(Records from a data source)

====

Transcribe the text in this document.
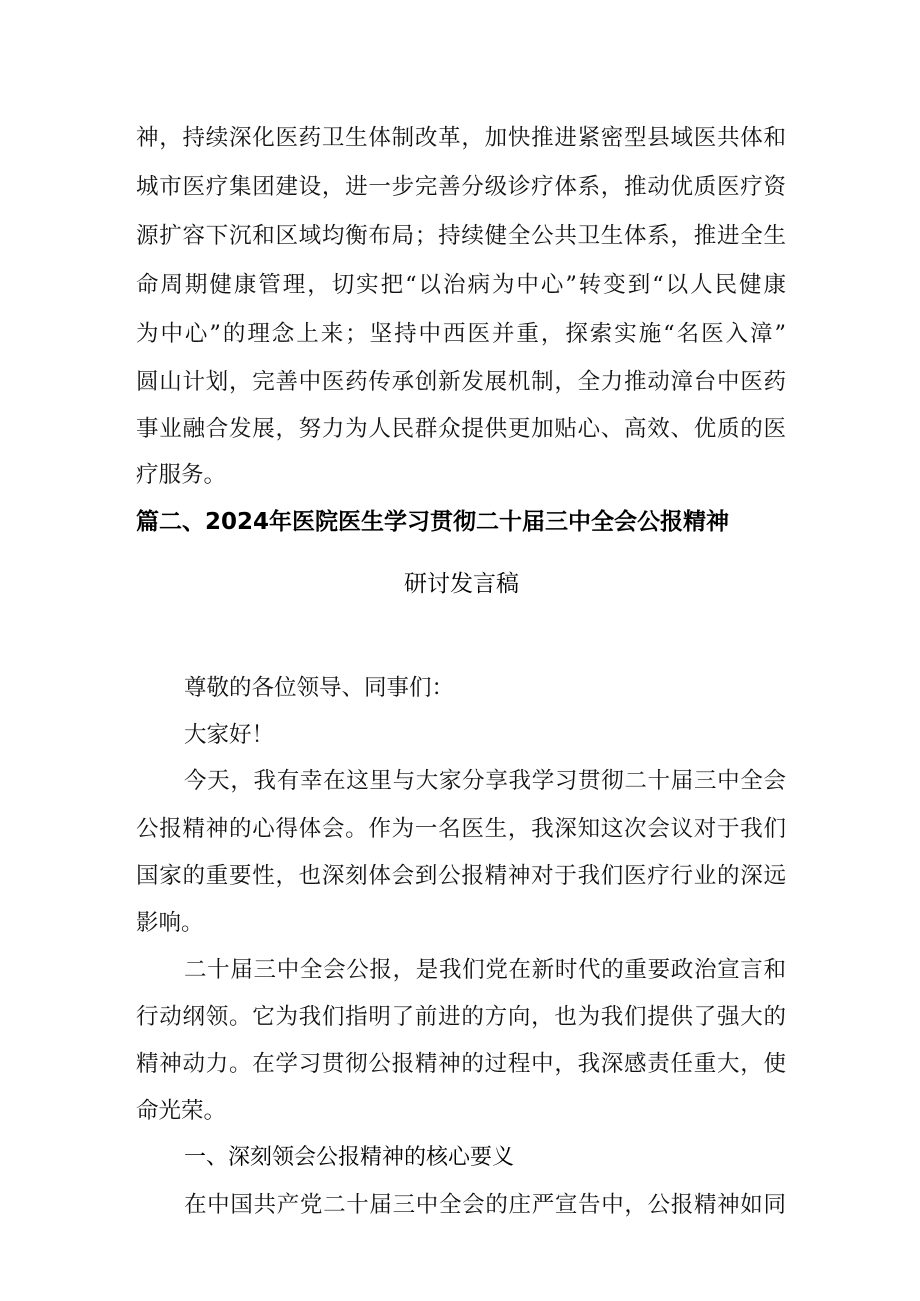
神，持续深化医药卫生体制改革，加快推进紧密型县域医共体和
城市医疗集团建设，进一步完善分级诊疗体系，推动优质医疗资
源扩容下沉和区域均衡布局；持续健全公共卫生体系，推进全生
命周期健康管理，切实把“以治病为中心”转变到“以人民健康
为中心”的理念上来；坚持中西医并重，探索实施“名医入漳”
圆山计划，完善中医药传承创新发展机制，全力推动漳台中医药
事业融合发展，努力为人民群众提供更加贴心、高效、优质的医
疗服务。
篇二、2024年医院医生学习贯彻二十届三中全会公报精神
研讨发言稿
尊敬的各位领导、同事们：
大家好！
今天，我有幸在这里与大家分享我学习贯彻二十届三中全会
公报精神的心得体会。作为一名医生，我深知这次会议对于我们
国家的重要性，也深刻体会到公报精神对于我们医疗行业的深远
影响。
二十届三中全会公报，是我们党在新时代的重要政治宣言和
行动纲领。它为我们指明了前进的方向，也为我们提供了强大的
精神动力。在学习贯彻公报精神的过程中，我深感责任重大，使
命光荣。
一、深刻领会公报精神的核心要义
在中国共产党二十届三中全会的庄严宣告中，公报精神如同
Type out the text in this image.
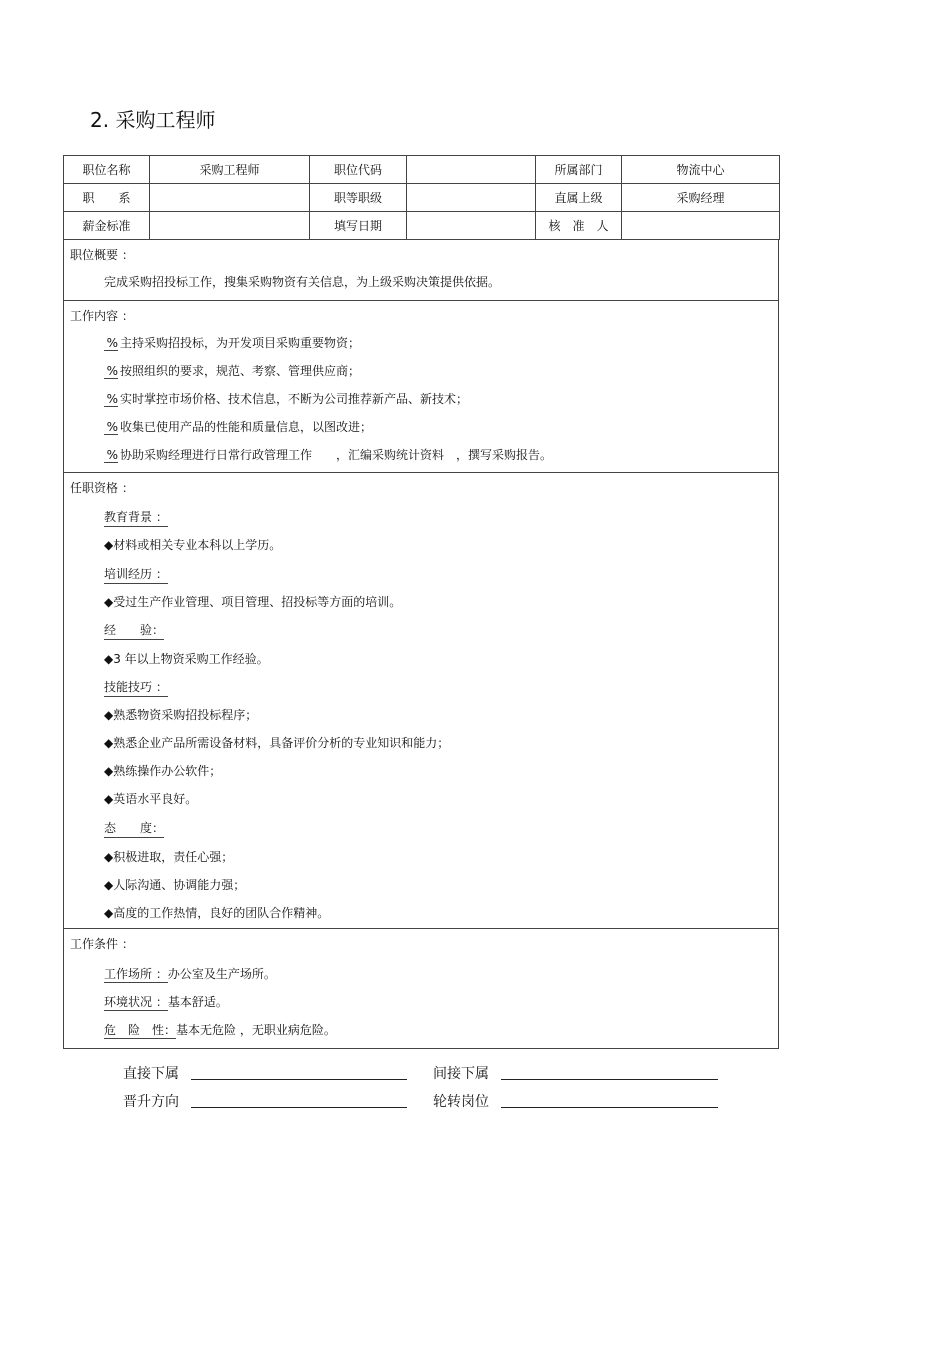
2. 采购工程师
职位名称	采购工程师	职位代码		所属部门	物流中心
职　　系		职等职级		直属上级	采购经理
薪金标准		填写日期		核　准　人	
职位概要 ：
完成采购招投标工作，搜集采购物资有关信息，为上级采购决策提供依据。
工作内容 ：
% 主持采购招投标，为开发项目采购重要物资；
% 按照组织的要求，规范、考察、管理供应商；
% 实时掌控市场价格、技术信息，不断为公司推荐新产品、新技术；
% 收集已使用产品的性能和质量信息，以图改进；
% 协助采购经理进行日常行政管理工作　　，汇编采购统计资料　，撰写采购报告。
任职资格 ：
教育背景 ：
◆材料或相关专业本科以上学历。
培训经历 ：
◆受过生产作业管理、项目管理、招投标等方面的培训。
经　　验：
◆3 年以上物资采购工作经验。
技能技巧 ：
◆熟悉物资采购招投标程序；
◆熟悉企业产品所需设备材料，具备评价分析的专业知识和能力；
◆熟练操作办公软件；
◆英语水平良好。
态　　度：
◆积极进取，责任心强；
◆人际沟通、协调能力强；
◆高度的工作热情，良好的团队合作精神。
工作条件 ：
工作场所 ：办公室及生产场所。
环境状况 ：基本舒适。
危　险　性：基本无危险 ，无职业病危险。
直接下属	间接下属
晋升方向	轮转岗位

====

Count the lines of the material that include the word "this", then state only the total.

2